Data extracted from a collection
════════════════
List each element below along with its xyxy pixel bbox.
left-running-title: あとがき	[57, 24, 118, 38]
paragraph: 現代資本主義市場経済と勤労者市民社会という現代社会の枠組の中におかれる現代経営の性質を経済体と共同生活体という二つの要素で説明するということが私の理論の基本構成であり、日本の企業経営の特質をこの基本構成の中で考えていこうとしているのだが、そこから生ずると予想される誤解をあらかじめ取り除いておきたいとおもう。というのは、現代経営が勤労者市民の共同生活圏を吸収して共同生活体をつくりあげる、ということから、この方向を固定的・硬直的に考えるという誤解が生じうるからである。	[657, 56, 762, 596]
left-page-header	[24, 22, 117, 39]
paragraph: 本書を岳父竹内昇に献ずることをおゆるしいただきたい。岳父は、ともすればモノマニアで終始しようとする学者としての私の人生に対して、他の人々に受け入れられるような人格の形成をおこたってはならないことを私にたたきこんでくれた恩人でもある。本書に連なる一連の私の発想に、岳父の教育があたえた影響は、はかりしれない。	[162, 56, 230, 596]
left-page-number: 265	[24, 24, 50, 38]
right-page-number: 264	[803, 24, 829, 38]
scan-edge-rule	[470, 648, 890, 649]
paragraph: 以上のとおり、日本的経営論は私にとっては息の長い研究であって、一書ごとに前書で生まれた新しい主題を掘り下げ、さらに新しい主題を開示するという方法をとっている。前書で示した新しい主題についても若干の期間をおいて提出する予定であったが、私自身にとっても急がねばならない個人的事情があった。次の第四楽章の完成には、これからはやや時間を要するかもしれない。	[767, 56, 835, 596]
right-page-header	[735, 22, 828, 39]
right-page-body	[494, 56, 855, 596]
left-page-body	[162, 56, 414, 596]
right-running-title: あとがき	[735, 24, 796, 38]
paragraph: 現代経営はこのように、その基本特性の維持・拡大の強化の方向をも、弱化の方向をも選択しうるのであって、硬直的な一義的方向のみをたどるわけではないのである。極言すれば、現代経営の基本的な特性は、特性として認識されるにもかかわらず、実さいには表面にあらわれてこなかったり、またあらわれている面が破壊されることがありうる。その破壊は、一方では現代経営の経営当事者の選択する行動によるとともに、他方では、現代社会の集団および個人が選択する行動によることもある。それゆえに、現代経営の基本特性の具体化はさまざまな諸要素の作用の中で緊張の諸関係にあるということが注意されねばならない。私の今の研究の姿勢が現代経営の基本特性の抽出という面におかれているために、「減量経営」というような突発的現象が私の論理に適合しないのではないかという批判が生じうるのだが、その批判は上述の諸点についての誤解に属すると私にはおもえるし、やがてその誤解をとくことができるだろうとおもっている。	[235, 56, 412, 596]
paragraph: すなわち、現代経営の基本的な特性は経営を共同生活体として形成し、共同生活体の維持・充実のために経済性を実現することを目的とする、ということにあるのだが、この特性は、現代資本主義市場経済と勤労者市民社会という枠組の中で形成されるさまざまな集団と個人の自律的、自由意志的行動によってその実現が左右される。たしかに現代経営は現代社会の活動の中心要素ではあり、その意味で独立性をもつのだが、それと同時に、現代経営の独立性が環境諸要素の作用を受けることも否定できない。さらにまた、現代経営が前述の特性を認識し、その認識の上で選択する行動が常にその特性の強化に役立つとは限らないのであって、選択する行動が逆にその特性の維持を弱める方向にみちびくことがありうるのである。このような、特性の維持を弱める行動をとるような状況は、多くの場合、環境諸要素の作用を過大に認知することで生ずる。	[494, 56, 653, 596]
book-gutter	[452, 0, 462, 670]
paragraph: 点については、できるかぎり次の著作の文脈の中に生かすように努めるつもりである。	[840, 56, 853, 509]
════════════════
Direction
Can you reproduce every item above, line for line, without changing a single character?

Expected output
List each element below along with its xyxy pixel bbox.
left-running-title: あとがき	[57, 24, 118, 38]
paragraph: 現代資本主義市場経済と勤労者市民社会という現代社会の枠組の中におかれる現代経営の性質を経済体と共同生活体という二つの要素で説明するということが私の理論の基本構成であり、日本の企業経営の特質をこの基本構成の中で考えていこうとしているのだが、そこから生ずると予想される誤解をあらかじめ取り除いておきたいとおもう。というのは、現代経営が勤労者市民の共同生活圏を吸収して共同生活体をつくりあげる、ということから、この方向を固定的・硬直的に考えるという誤解が生じうるからである。	[657, 56, 762, 596]
left-page-header	[24, 22, 117, 39]
paragraph: 本書を岳父竹内昇に献ずることをおゆるしいただきたい。岳父は、ともすればモノマニアで終始しようとする学者としての私の人生に対して、他の人々に受け入れられるような人格の形成をおこたってはならないことを私にたたきこんでくれた恩人でもある。本書に連なる一連の私の発想に、岳父の教育があたえた影響は、はかりしれない。	[162, 56, 230, 596]
left-page-number: 265	[24, 24, 50, 38]
right-page-number: 264	[803, 24, 829, 38]
scan-edge-rule	[470, 648, 890, 649]
paragraph: 以上のとおり、日本的経営論は私にとっては息の長い研究であって、一書ごとに前書で生まれた新しい主題を掘り下げ、さらに新しい主題を開示するという方法をとっている。前書で示した新しい主題についても若干の期間をおいて提出する予定であったが、私自身にとっても急がねばならない個人的事情があった。次の第四楽章の完成には、これからはやや時間を要するかもしれない。	[767, 56, 835, 596]
right-page-header	[735, 22, 828, 39]
right-page-body	[494, 56, 855, 596]
left-page-body	[162, 56, 414, 596]
right-running-title: あとがき	[735, 24, 796, 38]
paragraph: 現代経営はこのように、その基本特性の維持・拡大の強化の方向をも、弱化の方向をも選択しうるのであって、硬直的な一義的方向のみをたどるわけではないのである。極言すれば、現代経営の基本的な特性は、特性として認識されるにもかかわらず、実さいには表面にあらわれてこなかったり、またあらわれている面が破壊されることがありうる。その破壊は、一方では現代経営の経営当事者の選択する行動によるとともに、他方では、現代社会の集団および個人が選択する行動によることもある。それゆえに、現代経営の基本特性の具体化はさまざまな諸要素の作用の中で緊張の諸関係にあるということが注意されねばならない。私の今の研究の姿勢が現代経営の基本特性の抽出という面におかれているために、「減量経営」というような突発的現象が私の論理に適合しないのではないかという批判が生じうるのだが、その批判は上述の諸点についての誤解に属すると私にはおもえるし、やがてその誤解をとくことができるだろうとおもっている。	[235, 56, 412, 596]
paragraph: すなわち、現代経営の基本的な特性は経営を共同生活体として形成し、共同生活体の維持・充実のために経済性を実現することを目的とする、ということにあるのだが、この特性は、現代資本主義市場経済と勤労者市民社会という枠組の中で形成されるさまざまな集団と個人の自律的、自由意志的行動によってその実現が左右される。たしかに現代経営は現代社会の活動の中心要素ではあり、その意味で独立性をもつのだが、それと同時に、現代経営の独立性が環境諸要素の作用を受けることも否定できない。さらにまた、現代経営が前述の特性を認識し、その認識の上で選択する行動が常にその特性の強化に役立つとは限らないのであって、選択する行動が逆にその特性の維持を弱める方向にみちびくことがありうるのである。このような、特性の維持を弱める行動をとるような状況は、多くの場合、環境諸要素の作用を過大に認知することで生ずる。	[494, 56, 653, 596]
book-gutter	[452, 0, 462, 670]
paragraph: 点については、できるかぎり次の著作の文脈の中に生かすように努めるつもりである。	[840, 56, 853, 509]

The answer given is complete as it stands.